**REQUIREMENTS**
Show every line below where "name" can be found.

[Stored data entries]
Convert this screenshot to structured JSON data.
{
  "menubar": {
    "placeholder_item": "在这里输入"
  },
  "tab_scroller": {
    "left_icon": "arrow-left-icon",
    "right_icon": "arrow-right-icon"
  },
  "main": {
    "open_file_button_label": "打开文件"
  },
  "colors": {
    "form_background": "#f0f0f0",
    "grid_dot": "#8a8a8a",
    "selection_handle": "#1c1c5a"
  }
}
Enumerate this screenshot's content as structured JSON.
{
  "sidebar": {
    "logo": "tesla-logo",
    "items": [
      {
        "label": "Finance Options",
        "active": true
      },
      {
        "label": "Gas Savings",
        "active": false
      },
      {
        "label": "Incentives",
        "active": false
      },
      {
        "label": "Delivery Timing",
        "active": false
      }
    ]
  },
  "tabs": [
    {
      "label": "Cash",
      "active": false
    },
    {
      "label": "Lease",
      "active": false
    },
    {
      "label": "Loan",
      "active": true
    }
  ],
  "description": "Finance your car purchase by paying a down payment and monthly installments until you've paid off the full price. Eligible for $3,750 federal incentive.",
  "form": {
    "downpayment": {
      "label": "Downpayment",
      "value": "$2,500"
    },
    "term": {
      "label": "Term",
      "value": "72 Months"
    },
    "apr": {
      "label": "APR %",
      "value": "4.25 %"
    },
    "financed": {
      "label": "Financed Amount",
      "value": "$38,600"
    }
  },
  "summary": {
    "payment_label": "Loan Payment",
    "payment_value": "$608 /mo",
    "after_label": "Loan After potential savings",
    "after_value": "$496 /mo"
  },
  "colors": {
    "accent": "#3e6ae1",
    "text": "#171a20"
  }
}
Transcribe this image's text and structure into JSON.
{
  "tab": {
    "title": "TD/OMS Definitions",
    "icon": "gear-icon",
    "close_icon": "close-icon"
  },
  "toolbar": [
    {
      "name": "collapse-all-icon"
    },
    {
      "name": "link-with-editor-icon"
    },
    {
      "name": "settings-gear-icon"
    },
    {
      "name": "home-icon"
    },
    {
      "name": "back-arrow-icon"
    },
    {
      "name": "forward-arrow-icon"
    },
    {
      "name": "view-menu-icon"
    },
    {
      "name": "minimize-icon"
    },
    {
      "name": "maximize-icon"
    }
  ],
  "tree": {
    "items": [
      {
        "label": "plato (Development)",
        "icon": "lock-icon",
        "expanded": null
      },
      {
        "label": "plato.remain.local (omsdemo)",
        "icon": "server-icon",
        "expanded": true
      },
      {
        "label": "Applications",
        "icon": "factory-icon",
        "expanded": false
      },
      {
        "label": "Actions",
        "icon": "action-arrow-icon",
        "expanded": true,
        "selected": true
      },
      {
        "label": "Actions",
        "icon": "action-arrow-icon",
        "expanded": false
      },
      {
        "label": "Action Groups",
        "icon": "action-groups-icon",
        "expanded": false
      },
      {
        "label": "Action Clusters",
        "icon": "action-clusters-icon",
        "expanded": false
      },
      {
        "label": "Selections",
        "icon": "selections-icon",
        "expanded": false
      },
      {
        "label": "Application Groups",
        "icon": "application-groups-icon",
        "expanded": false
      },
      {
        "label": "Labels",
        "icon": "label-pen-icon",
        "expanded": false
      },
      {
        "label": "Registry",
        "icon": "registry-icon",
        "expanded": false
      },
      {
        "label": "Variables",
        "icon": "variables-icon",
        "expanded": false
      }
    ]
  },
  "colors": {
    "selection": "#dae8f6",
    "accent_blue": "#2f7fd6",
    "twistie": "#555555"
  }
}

**CORRECT RESPONSE**
      "name": "collapse-all-icon"
      "name": "link-with-editor-icon"
      "name": "settings-gear-icon"
      "name": "home-icon"
      "name": "back-arrow-icon"
      "name": "forward-arrow-icon"
      "name": "view-menu-icon"
      "name": "minimize-icon"
      "name": "maximize-icon"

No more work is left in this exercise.